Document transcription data
=== Begin Enclosure ===

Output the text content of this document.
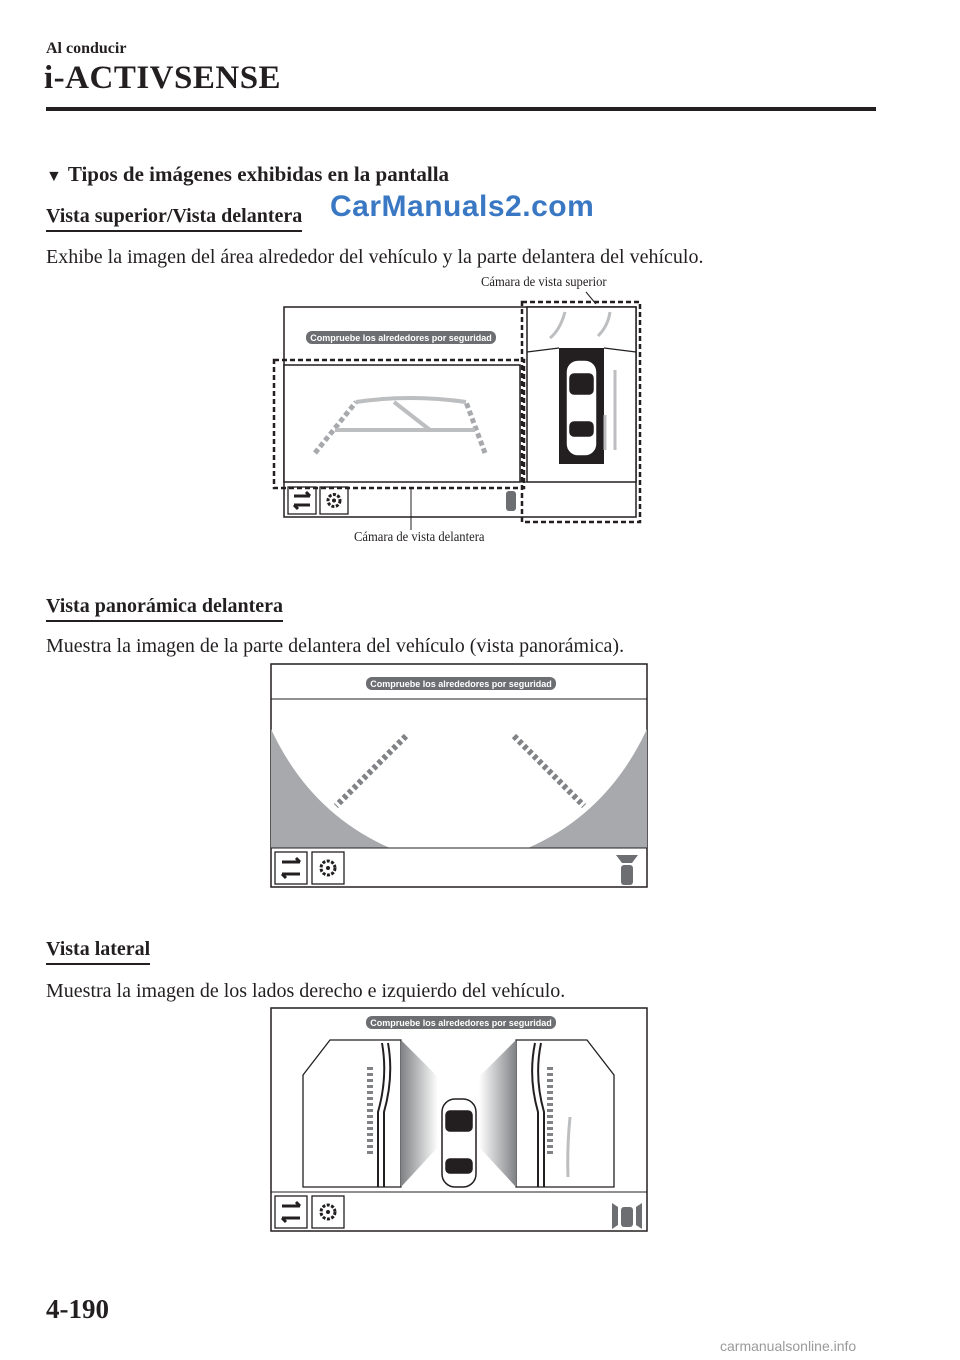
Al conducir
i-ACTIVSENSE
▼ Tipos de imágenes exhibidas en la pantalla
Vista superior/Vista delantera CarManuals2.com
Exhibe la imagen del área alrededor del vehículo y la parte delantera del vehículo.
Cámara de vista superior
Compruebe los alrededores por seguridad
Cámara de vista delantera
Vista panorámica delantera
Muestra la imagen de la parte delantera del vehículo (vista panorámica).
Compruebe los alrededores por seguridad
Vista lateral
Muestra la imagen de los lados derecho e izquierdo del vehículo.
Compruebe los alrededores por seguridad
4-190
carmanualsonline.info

=== End Enclosure ===
=== Begin Enclosure ===

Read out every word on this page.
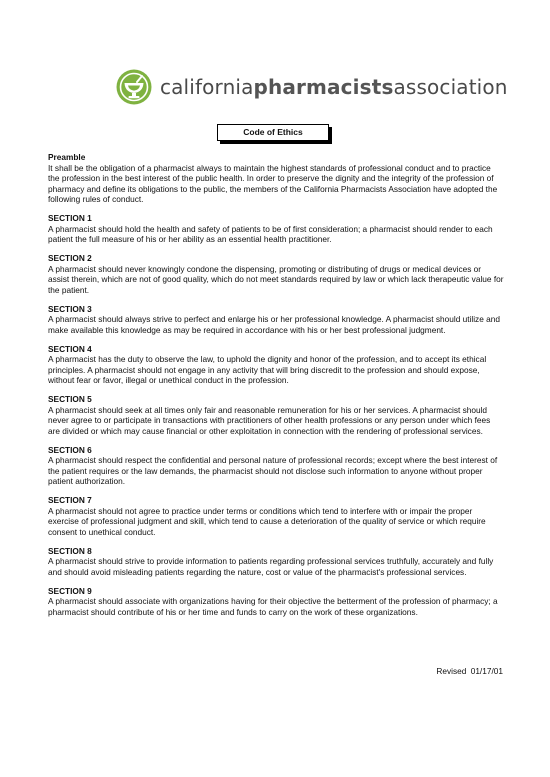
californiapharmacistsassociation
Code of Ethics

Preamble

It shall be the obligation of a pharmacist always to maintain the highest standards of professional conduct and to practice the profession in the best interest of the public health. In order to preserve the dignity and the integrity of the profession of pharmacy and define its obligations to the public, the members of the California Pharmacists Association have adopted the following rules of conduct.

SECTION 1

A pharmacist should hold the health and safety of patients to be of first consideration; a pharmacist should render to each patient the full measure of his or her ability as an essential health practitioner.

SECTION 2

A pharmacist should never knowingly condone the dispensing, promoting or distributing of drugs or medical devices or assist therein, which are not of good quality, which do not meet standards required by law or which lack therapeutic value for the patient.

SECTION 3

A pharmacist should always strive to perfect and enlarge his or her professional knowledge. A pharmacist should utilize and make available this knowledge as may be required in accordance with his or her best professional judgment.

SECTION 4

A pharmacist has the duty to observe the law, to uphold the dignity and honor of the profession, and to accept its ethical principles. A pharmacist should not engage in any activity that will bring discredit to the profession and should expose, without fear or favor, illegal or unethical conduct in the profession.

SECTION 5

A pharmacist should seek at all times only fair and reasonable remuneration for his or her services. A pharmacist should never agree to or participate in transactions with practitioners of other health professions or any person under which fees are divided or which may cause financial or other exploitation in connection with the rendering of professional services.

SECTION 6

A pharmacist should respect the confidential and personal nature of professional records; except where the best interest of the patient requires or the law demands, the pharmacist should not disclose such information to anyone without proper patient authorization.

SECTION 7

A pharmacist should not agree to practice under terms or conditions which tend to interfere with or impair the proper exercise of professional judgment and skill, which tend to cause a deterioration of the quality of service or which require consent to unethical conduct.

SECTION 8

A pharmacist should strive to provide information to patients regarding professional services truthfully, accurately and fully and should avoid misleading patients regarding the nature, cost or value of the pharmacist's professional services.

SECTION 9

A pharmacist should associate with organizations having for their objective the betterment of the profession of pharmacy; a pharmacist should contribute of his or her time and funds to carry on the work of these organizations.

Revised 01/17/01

=== End Enclosure ===

TASK PROMPT — In the records above, how many lines hold the string "this"? Reply with only the number.

RESULT — 3